┏━━

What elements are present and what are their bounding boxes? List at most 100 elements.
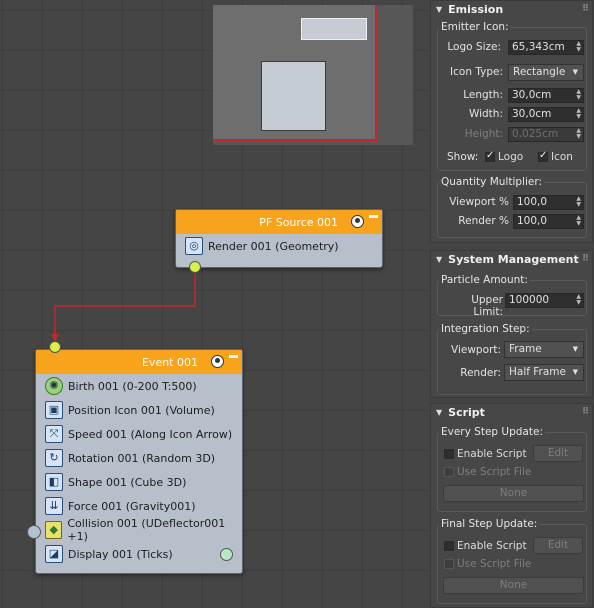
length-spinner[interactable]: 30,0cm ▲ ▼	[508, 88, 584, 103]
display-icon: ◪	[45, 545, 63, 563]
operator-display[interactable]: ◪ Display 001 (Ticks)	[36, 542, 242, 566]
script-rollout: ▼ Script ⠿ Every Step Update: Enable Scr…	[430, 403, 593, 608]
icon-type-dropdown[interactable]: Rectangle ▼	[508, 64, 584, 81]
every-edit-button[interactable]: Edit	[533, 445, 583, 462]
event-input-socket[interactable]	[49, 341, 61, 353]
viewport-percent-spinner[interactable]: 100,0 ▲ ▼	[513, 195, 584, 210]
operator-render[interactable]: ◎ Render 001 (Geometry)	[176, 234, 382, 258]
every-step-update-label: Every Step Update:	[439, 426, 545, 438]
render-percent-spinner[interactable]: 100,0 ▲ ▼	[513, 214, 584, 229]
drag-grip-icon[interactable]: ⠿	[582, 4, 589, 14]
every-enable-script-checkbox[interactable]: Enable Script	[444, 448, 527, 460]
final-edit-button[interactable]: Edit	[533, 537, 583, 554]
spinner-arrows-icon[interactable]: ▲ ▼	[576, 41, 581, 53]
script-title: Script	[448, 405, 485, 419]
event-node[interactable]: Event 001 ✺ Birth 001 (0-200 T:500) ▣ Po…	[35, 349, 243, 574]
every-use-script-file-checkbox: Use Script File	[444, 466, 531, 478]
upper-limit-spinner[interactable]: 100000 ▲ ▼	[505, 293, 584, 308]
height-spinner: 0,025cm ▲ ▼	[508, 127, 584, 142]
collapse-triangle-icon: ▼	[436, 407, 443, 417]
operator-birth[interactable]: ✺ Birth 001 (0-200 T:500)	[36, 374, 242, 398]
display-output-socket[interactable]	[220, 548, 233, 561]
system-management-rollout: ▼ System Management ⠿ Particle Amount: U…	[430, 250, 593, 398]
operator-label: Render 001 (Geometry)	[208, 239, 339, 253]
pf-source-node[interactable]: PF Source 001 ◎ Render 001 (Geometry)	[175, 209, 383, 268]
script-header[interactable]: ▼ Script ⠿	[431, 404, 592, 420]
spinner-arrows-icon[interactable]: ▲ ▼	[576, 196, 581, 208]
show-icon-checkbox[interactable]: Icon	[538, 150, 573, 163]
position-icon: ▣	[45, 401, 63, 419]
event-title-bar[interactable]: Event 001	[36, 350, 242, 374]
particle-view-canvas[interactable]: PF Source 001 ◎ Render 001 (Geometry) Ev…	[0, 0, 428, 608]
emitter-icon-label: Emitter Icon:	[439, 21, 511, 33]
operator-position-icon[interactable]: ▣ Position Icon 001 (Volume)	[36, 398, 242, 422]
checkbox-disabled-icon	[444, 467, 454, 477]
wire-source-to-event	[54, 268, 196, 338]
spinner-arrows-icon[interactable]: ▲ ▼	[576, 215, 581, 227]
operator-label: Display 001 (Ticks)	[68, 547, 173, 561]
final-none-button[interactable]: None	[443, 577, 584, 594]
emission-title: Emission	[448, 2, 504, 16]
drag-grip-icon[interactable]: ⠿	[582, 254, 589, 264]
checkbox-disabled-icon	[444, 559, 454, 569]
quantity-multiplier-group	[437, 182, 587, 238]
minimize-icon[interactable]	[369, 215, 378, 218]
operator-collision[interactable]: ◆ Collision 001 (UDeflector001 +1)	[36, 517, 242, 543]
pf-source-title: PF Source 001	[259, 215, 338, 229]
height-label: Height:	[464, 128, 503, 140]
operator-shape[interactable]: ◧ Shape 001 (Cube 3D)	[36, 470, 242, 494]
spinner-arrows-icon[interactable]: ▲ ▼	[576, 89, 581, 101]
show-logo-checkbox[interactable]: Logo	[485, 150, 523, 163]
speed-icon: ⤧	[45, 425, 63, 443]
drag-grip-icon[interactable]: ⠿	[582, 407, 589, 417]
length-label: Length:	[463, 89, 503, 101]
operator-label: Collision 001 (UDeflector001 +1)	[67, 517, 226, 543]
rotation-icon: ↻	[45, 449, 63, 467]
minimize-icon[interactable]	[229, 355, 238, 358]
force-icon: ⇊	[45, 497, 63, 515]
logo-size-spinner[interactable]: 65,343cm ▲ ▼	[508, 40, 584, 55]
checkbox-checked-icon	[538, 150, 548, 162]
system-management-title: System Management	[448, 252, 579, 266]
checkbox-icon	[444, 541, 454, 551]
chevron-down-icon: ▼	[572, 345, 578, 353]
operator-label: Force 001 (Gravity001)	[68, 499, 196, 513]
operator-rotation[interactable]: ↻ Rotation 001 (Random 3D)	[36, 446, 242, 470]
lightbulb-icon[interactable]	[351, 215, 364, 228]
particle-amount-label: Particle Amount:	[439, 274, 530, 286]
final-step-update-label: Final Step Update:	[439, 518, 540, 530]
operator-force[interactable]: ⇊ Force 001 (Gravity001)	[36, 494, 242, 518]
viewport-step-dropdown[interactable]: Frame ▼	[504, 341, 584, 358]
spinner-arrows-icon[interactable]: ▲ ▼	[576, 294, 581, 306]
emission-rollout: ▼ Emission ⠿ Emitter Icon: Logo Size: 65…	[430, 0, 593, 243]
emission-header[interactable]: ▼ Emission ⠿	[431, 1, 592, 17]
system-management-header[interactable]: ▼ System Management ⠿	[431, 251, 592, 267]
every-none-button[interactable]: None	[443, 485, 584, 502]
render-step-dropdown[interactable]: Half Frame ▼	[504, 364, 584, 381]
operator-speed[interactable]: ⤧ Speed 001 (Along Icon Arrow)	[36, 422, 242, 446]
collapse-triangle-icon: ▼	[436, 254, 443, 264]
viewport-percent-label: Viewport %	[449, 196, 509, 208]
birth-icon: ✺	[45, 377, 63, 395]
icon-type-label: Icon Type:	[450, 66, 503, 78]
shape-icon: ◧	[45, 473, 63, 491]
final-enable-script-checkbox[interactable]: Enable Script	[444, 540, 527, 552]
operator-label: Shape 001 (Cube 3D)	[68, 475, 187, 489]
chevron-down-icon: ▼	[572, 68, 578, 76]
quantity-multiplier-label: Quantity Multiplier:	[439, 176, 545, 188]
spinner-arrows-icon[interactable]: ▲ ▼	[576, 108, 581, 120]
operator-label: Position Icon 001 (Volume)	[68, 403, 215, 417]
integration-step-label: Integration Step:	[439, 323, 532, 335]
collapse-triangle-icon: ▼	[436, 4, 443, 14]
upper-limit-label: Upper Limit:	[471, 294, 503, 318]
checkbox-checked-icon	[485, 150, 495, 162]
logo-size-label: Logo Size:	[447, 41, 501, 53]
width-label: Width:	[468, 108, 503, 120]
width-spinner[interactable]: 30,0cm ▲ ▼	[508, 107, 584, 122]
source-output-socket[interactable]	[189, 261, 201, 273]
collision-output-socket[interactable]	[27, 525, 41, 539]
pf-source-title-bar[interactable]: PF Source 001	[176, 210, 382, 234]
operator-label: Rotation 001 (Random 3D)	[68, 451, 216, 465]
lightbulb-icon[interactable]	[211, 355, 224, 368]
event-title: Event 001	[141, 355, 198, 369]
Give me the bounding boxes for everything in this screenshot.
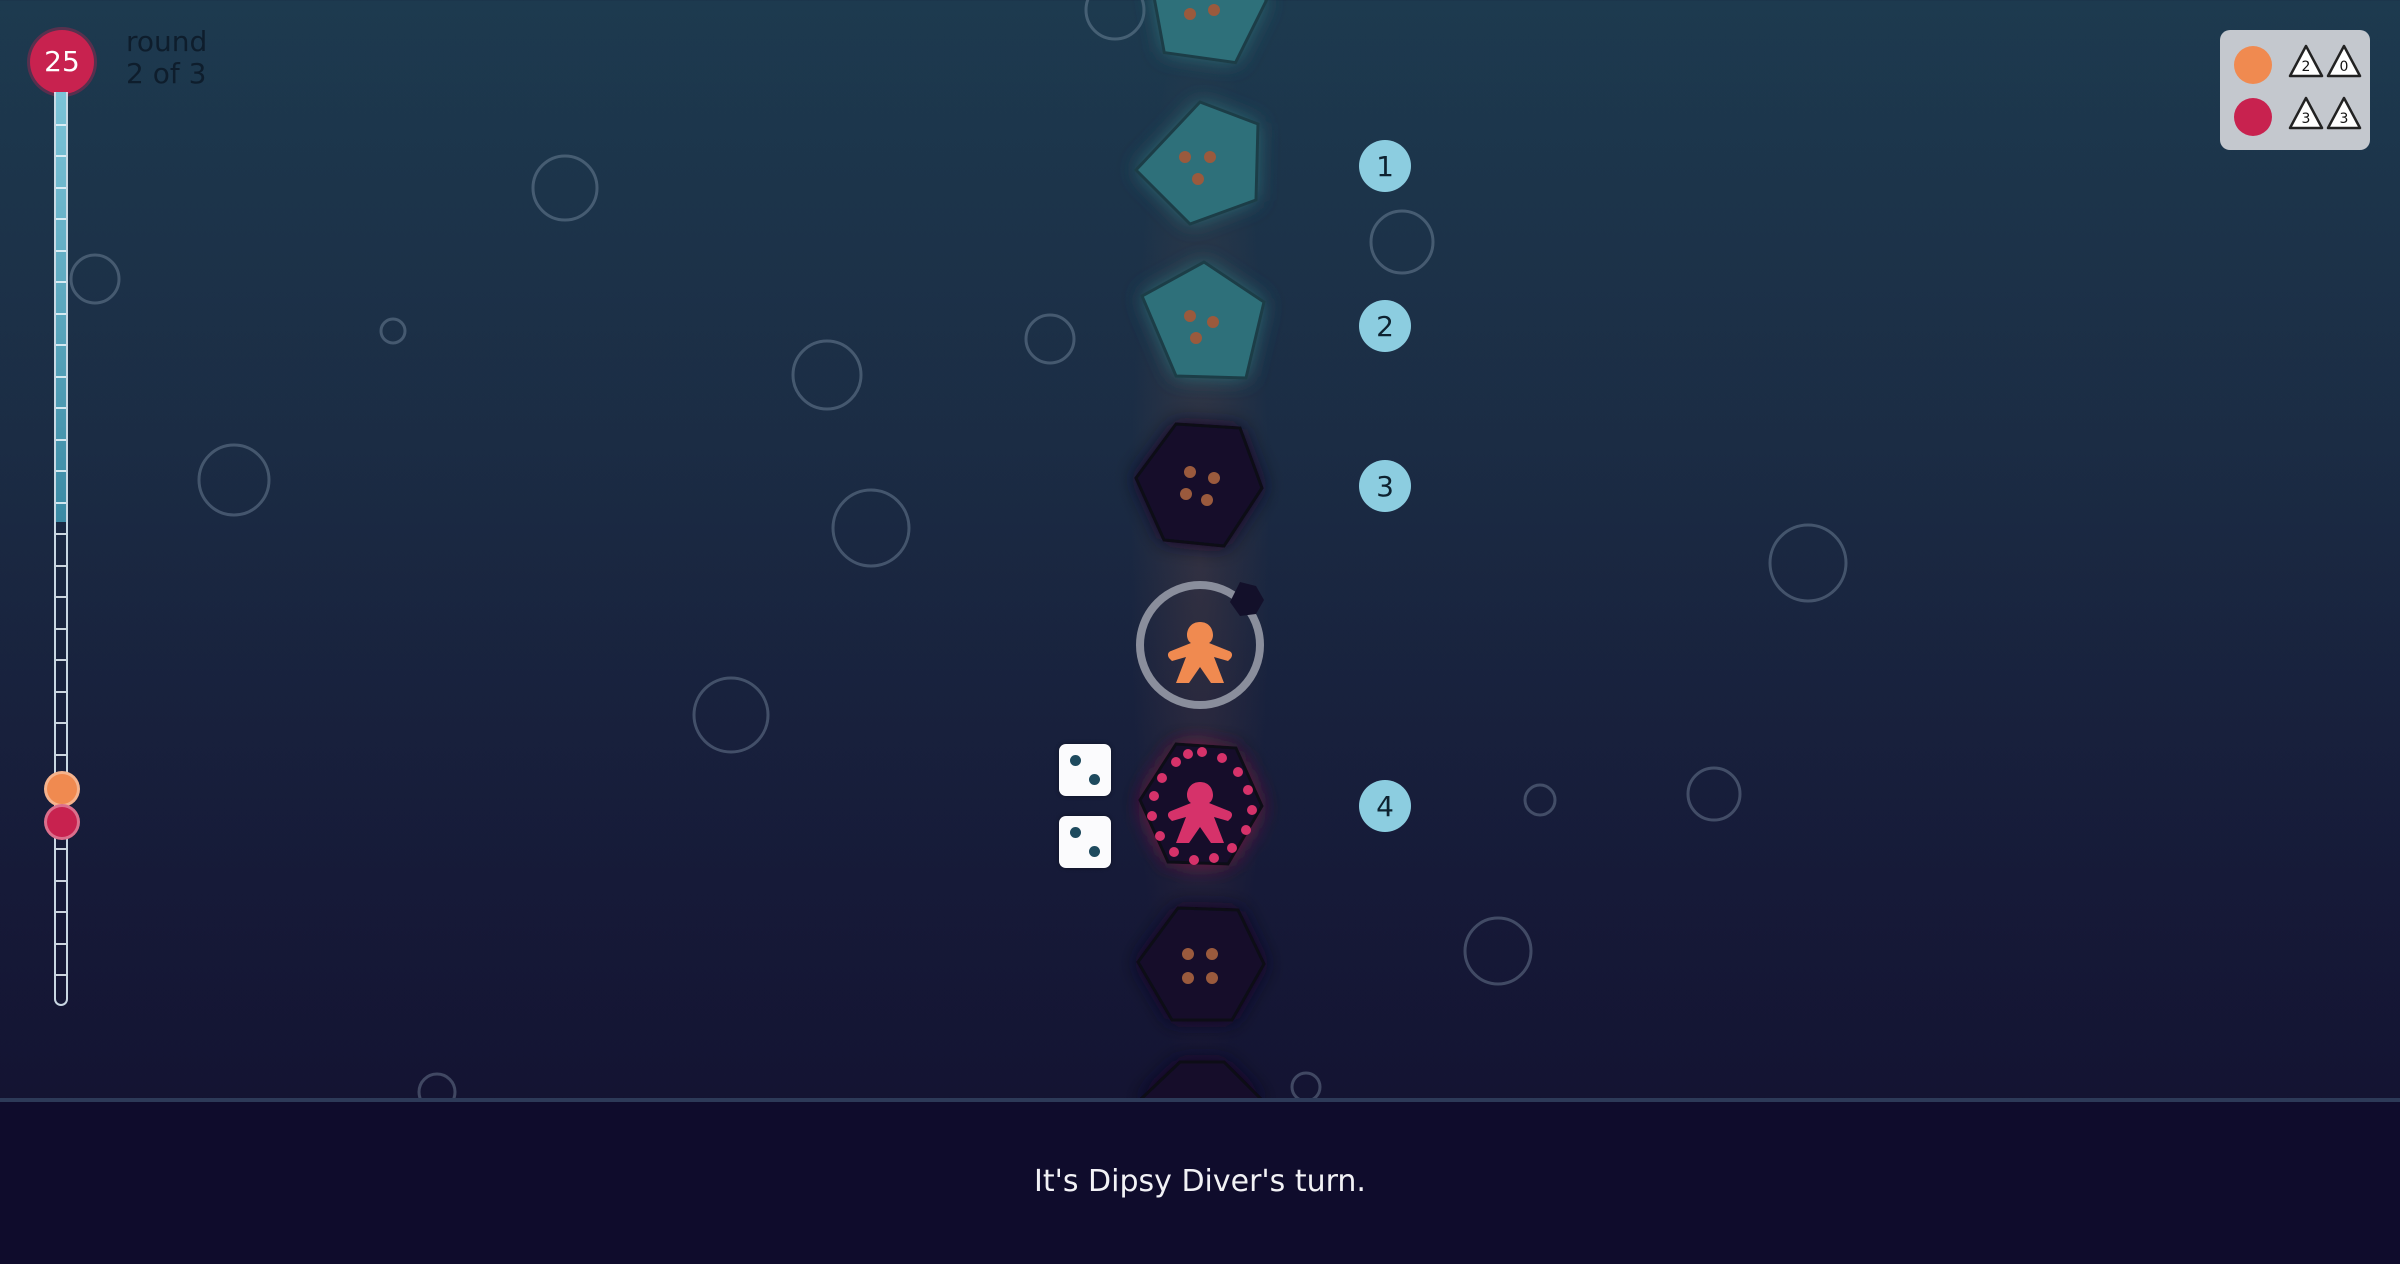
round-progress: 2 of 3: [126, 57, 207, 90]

┗━━

• TASK TO CARRY OUT: Reproduce all of the entries above word for word, omitting the pictures.

• ANSWER TO THE TASK:
What elements are present and what are their bounding boxes? List at most 100 elements.
length-spinner[interactable]: 30,0cm ▲ ▼	[508, 88, 584, 103]
display-icon: ◪	[45, 545, 63, 563]
operator-display[interactable]: ◪ Display 001 (Ticks)	[36, 542, 242, 566]
script-rollout: ▼ Script ⠿ Every Step Update: Enable Scr…	[430, 403, 593, 608]
icon-type-dropdown[interactable]: Rectangle ▼	[508, 64, 584, 81]
every-edit-button[interactable]: Edit	[533, 445, 583, 462]
event-input-socket[interactable]	[49, 341, 61, 353]
viewport-percent-spinner[interactable]: 100,0 ▲ ▼	[513, 195, 584, 210]
operator-render[interactable]: ◎ Render 001 (Geometry)	[176, 234, 382, 258]
every-step-update-label: Every Step Update:	[439, 426, 545, 438]
render-percent-spinner[interactable]: 100,0 ▲ ▼	[513, 214, 584, 229]
drag-grip-icon[interactable]: ⠿	[582, 4, 589, 14]
every-enable-script-checkbox[interactable]: Enable Script	[444, 448, 527, 460]
final-edit-button[interactable]: Edit	[533, 537, 583, 554]
spinner-arrows-icon[interactable]: ▲ ▼	[576, 41, 581, 53]
script-title: Script	[448, 405, 485, 419]
event-node[interactable]: Event 001 ✺ Birth 001 (0-200 T:500) ▣ Po…	[35, 349, 243, 574]
every-use-script-file-checkbox: Use Script File	[444, 466, 531, 478]
upper-limit-spinner[interactable]: 100000 ▲ ▼	[505, 293, 584, 308]
height-spinner: 0,025cm ▲ ▼	[508, 127, 584, 142]
collapse-triangle-icon: ▼	[436, 407, 443, 417]
operator-birth[interactable]: ✺ Birth 001 (0-200 T:500)	[36, 374, 242, 398]
display-output-socket[interactable]	[220, 548, 233, 561]
system-management-rollout: ▼ System Management ⠿ Particle Amount: U…	[430, 250, 593, 398]
operator-label: Render 001 (Geometry)	[208, 239, 339, 253]
pf-source-node[interactable]: PF Source 001 ◎ Render 001 (Geometry)	[175, 209, 383, 268]
script-header[interactable]: ▼ Script ⠿	[431, 404, 592, 420]
spinner-arrows-icon[interactable]: ▲ ▼	[576, 196, 581, 208]
show-icon-checkbox[interactable]: Icon	[538, 150, 573, 163]
position-icon: ▣	[45, 401, 63, 419]
event-title-bar[interactable]: Event 001	[36, 350, 242, 374]
particle-view-canvas[interactable]: PF Source 001 ◎ Render 001 (Geometry) Ev…	[0, 0, 428, 608]
emitter-icon-label: Emitter Icon:	[439, 21, 511, 33]
operator-position-icon[interactable]: ▣ Position Icon 001 (Volume)	[36, 398, 242, 422]
checkbox-disabled-icon	[444, 467, 454, 477]
wire-source-to-event	[54, 268, 196, 338]
spinner-arrows-icon[interactable]: ▲ ▼	[576, 215, 581, 227]
operator-label: Display 001 (Ticks)	[68, 547, 173, 561]
final-none-button[interactable]: None	[443, 577, 584, 594]
emission-title: Emission	[448, 2, 504, 16]
drag-grip-icon[interactable]: ⠿	[582, 254, 589, 264]
checkbox-disabled-icon	[444, 559, 454, 569]
quantity-multiplier-group	[437, 182, 587, 238]
minimize-icon[interactable]	[369, 215, 378, 218]
operator-collision[interactable]: ◆ Collision 001 (UDeflector001 +1)	[36, 517, 242, 543]
pf-source-title: PF Source 001	[259, 215, 338, 229]
height-label: Height:	[464, 128, 503, 140]
operator-shape[interactable]: ◧ Shape 001 (Cube 3D)	[36, 470, 242, 494]
spinner-arrows-icon[interactable]: ▲ ▼	[576, 89, 581, 101]
show-logo-checkbox[interactable]: Logo	[485, 150, 523, 163]
speed-icon: ⤧	[45, 425, 63, 443]
drag-grip-icon[interactable]: ⠿	[582, 407, 589, 417]
length-label: Length:	[463, 89, 503, 101]
operator-label: Collision 001 (UDeflector001 +1)	[67, 517, 226, 543]
rotation-icon: ↻	[45, 449, 63, 467]
minimize-icon[interactable]	[229, 355, 238, 358]
force-icon: ⇊	[45, 497, 63, 515]
logo-size-spinner[interactable]: 65,343cm ▲ ▼	[508, 40, 584, 55]
checkbox-checked-icon	[538, 150, 548, 162]
system-management-title: System Management	[448, 252, 579, 266]
checkbox-icon	[444, 541, 454, 551]
chevron-down-icon: ▼	[572, 345, 578, 353]
operator-label: Force 001 (Gravity001)	[68, 499, 196, 513]
operator-rotation[interactable]: ↻ Rotation 001 (Random 3D)	[36, 446, 242, 470]
lightbulb-icon[interactable]	[351, 215, 364, 228]
particle-amount-label: Particle Amount:	[439, 274, 530, 286]
final-step-update-label: Final Step Update:	[439, 518, 540, 530]
operator-force[interactable]: ⇊ Force 001 (Gravity001)	[36, 494, 242, 518]
viewport-step-dropdown[interactable]: Frame ▼	[504, 341, 584, 358]
spinner-arrows-icon[interactable]: ▲ ▼	[576, 294, 581, 306]
emission-rollout: ▼ Emission ⠿ Emitter Icon: Logo Size: 65…	[430, 0, 593, 243]
emission-header[interactable]: ▼ Emission ⠿	[431, 1, 592, 17]
system-management-header[interactable]: ▼ System Management ⠿	[431, 251, 592, 267]
every-none-button[interactable]: None	[443, 485, 584, 502]
render-step-dropdown[interactable]: Half Frame ▼	[504, 364, 584, 381]
operator-speed[interactable]: ⤧ Speed 001 (Along Icon Arrow)	[36, 422, 242, 446]
collapse-triangle-icon: ▼	[436, 254, 443, 264]
viewport-percent-label: Viewport %	[449, 196, 509, 208]
birth-icon: ✺	[45, 377, 63, 395]
icon-type-label: Icon Type:	[450, 66, 503, 78]
shape-icon: ◧	[45, 473, 63, 491]
final-enable-script-checkbox[interactable]: Enable Script	[444, 540, 527, 552]
operator-label: Shape 001 (Cube 3D)	[68, 475, 187, 489]
chevron-down-icon: ▼	[572, 68, 578, 76]
quantity-multiplier-label: Quantity Multiplier:	[439, 176, 545, 188]
spinner-arrows-icon[interactable]: ▲ ▼	[576, 108, 581, 120]
operator-label: Position Icon 001 (Volume)	[68, 403, 215, 417]
integration-step-label: Integration Step:	[439, 323, 532, 335]
collapse-triangle-icon: ▼	[436, 4, 443, 14]
upper-limit-label: Upper Limit:	[471, 294, 503, 318]
checkbox-checked-icon	[485, 150, 495, 162]
logo-size-label: Logo Size:	[447, 41, 501, 53]
width-label: Width:	[468, 108, 503, 120]
width-spinner[interactable]: 30,0cm ▲ ▼	[508, 107, 584, 122]
source-output-socket[interactable]	[189, 261, 201, 273]
collision-output-socket[interactable]	[27, 525, 41, 539]
pf-source-title-bar[interactable]: PF Source 001	[176, 210, 382, 234]
operator-label: Rotation 001 (Random 3D)	[68, 451, 216, 465]
lightbulb-icon[interactable]	[211, 355, 224, 368]
event-title: Event 001	[141, 355, 198, 369]
Give me the bounding boxes for everything in this screenshot.
round-progress: 2 of 3: [126, 57, 207, 90]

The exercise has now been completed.